Consigne écrite => D'après l'extrait consacré au film Under the Silver Lake, de combien de jours Sam dispose-t-il pour régler son arriéré de loyers avant d'être expulsé ?

Échapper absolument à la clochardisation

(Quelques risques de spoil, peut-être)
En compagnie de Sam (Andrew Garfield), le pitoyable héros de Under the Silver Lake, le spectateur oscille pendant 139 minutes entre rêves cauchemardesques, péripéties fictives et réalité. Malgré son déni forcené de celle-ci et sa cool attitude, Sam, au démarrage du film, est à deux doigts de la catastrophe. D'ailleurs, alors qu'il gravit le chemin arboré qui mène à chez lui, l'écureuil, qui, ratant une de ses pirouettes habituelles, s'écrase d'une hauteur considérable à ses pieds et s'y tue, est clairement un sinistre présage. Quelques secondes plus tard, il trouve sur la porte d'entrée de son appartement, un avertissement comminatoire : s'il n'a pas payé dans les cinq jours l'arriéré de loyers dû, il sera expulsé par les forces de l'ordre, jeté à la rue.
Seulement, il est à l'évidence sans travail et sans source de revenus. Sa seule réaction à cet ultime avertissement du propriétaire (ou gestionnaire des lieux) est de s'installer sur son balcon, avec un verre, un paquet de cigarettes et une paire de jumelles. Il en est réduit là. Il a beau n'avoir qu'une trentaine d'années, il est convaincu, au fond de lui-même, qu'il n'a plus que cette misérable solution pour se tirer d'affaire : se taper la "vieille" de près de cinquante ans qui, depuis des semaines, sur le grand balcon presque face au sien, exhibe à son intention ses charmes fanés, sa poitrine nue et tombante, tout en faisant semblant de chérir les oiseaux (perroquet, cacatoès, colombes, etc) qui meublent sa solitude. La perspective n'a évidemment rien de grisant et l'ego de Sam ne s'en satisfait pas. Au rez-de-chaussée, il y a une autre voisine, beaucoup plus jeune et appétissante, qui lui irait bien davantage. Et comme Sam est en plein déni de sa situation, de sa nature profonde et de ses capacités, il va (ne lui reste-t-il pas cinq jours de répit avant l'expulsion ?) oublier la "vieille" et tenter de séduire la jeune (starlette ? probablement, nous sommes à Silver Lake, quartier branchouille de Los Angelès, où tout le monde travaille peu ou prou pour l'usine à rêves) en l'approchant via son toutou amadoué de quelques biscuits à chien. Sam décroche ainsi un rendez-vous pour le lendemain avec la très charmante Sarah (Riley Keough). Hélas, quand il vient frapper à sa porte à l'heure dite, la belle s'est envolée : son appartement a été complètement vidé pendant la nuit, hormis une boîte à chaussures.

Données extraites =>

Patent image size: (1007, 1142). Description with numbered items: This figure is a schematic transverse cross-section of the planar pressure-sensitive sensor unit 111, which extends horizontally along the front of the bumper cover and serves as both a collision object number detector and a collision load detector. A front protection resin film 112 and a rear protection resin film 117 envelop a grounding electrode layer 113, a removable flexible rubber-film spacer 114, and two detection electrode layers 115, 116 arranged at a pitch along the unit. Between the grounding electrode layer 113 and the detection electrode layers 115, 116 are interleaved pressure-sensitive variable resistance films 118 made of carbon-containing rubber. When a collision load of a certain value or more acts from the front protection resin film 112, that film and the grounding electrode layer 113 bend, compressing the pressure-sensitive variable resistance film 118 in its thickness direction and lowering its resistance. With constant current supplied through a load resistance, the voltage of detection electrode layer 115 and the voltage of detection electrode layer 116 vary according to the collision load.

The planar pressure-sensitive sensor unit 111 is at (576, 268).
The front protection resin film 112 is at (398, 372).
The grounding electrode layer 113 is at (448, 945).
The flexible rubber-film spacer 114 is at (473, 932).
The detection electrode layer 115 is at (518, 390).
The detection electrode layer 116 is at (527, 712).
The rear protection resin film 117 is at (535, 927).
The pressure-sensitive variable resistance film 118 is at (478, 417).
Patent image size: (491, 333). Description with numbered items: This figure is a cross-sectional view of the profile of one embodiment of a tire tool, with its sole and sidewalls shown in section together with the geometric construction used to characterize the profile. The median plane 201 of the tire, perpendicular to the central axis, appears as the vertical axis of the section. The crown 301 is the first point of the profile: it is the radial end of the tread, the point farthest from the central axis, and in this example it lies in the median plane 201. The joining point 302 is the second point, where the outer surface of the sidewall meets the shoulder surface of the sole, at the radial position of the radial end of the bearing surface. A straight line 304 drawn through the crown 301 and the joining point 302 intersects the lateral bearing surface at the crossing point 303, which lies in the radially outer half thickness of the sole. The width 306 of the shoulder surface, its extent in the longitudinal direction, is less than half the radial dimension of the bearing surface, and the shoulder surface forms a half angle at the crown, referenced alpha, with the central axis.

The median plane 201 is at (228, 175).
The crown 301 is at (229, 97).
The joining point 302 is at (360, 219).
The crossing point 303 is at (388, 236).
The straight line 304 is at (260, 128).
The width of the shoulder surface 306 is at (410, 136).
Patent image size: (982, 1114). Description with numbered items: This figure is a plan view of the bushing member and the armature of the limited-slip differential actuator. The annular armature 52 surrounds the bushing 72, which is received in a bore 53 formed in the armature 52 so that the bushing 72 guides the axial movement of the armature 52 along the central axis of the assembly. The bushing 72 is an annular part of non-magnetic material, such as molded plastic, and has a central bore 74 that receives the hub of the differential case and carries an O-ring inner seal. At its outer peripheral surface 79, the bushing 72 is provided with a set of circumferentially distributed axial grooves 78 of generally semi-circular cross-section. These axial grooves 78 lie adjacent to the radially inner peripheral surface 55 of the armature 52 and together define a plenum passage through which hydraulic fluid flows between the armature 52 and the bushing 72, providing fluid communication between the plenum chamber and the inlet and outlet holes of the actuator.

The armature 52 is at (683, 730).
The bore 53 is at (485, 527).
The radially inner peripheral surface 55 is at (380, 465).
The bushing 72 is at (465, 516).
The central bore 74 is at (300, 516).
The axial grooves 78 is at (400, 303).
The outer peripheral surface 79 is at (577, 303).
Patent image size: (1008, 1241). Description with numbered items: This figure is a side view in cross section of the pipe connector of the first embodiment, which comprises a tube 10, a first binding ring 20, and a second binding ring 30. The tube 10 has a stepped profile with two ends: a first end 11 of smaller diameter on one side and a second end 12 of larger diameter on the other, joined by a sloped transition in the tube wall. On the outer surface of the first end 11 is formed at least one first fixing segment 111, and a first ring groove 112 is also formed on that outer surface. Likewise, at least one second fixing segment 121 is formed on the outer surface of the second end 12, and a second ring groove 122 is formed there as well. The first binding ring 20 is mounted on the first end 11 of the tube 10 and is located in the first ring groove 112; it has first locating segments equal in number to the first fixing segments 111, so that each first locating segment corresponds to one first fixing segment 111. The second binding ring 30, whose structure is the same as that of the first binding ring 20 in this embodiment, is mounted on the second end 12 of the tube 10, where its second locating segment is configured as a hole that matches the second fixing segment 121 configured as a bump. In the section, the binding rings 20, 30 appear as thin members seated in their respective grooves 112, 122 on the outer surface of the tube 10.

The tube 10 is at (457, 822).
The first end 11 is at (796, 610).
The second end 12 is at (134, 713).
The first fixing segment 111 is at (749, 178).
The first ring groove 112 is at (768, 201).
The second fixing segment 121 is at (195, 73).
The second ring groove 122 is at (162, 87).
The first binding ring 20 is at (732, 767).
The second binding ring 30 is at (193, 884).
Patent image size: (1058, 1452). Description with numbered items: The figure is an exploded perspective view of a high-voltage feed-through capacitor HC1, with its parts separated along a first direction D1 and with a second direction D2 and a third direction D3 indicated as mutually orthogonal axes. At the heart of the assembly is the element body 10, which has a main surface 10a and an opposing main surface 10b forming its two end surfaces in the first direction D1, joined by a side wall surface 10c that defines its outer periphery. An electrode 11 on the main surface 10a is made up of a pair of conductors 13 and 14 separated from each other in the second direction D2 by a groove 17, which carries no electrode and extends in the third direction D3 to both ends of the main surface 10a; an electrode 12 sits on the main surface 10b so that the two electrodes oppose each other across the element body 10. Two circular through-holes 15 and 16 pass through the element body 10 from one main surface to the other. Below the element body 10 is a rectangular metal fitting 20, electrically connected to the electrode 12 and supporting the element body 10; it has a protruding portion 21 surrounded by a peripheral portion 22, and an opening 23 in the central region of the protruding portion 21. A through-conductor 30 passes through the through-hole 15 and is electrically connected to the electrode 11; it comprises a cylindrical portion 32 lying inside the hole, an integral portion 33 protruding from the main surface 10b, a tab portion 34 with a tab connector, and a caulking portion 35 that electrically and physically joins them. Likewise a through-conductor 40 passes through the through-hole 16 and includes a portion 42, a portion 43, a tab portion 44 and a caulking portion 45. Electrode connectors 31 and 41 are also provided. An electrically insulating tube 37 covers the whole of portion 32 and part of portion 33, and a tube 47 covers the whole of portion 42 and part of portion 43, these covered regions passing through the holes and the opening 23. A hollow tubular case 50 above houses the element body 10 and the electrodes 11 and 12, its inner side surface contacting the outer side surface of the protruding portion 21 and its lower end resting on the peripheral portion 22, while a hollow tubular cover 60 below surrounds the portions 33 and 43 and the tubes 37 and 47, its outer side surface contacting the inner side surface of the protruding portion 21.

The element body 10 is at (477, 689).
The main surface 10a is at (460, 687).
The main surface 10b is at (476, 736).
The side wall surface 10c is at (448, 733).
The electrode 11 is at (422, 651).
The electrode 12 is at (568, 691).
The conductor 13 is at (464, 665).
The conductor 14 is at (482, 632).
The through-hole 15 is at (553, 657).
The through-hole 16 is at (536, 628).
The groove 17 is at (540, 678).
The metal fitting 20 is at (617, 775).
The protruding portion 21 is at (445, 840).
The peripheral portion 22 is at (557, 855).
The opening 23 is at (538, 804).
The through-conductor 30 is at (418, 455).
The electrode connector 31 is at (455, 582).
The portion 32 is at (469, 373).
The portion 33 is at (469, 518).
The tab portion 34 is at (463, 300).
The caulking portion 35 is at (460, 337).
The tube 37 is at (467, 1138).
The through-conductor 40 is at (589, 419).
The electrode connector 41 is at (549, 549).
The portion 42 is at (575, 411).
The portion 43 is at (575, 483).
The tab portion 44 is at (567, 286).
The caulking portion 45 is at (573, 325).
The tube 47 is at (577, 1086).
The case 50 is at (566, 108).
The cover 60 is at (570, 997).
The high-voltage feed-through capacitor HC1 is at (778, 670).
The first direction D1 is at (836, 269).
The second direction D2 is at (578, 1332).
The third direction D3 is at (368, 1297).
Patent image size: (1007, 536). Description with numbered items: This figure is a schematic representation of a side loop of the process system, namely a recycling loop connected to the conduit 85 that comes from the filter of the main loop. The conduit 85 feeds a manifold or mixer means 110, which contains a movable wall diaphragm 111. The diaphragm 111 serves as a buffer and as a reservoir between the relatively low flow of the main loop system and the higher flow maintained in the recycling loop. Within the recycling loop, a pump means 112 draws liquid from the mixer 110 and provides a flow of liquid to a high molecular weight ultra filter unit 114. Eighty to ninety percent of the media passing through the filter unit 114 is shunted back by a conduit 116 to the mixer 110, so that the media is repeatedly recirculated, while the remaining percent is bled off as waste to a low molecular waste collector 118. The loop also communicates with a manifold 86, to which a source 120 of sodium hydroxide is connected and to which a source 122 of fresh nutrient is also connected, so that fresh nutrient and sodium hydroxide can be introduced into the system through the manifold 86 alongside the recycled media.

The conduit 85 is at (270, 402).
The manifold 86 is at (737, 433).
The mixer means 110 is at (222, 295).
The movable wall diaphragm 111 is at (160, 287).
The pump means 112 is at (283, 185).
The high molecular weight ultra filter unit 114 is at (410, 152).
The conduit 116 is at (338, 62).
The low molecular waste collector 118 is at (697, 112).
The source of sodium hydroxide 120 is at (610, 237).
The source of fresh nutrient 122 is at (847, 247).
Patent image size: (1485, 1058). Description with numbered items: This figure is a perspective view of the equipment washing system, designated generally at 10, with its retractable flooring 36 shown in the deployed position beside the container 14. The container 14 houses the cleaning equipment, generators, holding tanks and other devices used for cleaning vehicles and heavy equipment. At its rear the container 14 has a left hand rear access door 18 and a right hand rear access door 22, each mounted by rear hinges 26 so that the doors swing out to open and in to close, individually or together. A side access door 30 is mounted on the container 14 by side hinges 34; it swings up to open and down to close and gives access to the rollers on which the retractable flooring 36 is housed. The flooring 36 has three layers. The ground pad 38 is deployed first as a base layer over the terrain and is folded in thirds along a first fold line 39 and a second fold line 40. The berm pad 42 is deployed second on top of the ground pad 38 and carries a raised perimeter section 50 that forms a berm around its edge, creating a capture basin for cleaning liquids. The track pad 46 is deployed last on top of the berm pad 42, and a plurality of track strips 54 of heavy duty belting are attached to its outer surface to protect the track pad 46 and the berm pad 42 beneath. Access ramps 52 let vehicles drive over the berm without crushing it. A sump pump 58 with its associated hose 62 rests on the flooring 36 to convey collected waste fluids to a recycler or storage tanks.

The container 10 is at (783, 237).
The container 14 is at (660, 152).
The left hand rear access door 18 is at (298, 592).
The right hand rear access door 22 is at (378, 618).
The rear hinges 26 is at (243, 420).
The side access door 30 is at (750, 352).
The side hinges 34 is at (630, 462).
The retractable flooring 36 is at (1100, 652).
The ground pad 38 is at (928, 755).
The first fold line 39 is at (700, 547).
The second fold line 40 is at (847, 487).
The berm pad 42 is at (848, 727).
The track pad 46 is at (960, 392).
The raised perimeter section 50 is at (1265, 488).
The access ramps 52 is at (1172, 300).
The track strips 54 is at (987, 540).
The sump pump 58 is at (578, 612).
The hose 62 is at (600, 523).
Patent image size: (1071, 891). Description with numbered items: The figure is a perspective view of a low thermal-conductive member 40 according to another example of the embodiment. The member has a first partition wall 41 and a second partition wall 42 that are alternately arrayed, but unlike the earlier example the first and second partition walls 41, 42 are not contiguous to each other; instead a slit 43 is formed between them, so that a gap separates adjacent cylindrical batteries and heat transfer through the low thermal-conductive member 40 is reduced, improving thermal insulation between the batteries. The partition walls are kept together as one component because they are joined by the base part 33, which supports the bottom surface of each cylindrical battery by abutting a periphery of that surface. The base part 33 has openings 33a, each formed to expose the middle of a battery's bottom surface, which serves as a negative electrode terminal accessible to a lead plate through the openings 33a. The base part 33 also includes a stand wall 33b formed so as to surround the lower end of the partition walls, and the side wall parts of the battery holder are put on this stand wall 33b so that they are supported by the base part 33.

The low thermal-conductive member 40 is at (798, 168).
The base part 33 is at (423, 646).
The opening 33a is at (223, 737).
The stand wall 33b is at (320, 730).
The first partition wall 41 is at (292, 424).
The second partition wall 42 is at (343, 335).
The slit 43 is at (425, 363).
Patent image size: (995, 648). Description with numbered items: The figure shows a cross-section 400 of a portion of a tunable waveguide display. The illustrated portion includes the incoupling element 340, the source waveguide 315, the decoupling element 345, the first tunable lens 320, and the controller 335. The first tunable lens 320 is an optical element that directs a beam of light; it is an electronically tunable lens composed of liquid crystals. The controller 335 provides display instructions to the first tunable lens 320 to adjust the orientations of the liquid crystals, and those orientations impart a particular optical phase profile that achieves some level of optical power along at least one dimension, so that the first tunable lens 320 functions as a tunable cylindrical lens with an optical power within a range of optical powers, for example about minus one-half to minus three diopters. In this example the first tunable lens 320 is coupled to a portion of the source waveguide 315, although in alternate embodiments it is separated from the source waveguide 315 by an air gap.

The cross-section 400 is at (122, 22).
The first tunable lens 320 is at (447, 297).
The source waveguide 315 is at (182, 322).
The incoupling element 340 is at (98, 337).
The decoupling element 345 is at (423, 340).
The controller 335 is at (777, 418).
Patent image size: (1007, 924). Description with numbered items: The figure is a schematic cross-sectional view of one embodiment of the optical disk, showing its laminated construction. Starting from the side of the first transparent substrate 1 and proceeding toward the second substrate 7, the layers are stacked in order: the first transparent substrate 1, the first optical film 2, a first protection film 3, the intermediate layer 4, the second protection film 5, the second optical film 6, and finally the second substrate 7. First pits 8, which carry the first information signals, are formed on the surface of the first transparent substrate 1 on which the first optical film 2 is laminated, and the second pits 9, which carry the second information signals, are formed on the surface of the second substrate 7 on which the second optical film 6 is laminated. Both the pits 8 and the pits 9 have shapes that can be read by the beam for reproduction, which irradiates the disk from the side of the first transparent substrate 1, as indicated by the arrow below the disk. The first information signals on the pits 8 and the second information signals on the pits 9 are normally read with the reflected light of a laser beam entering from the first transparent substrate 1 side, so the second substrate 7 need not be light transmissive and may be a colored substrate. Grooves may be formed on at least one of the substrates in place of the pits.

Réponse attendue => Sam dispose de cinq jours pour régler son arriéré de loyers.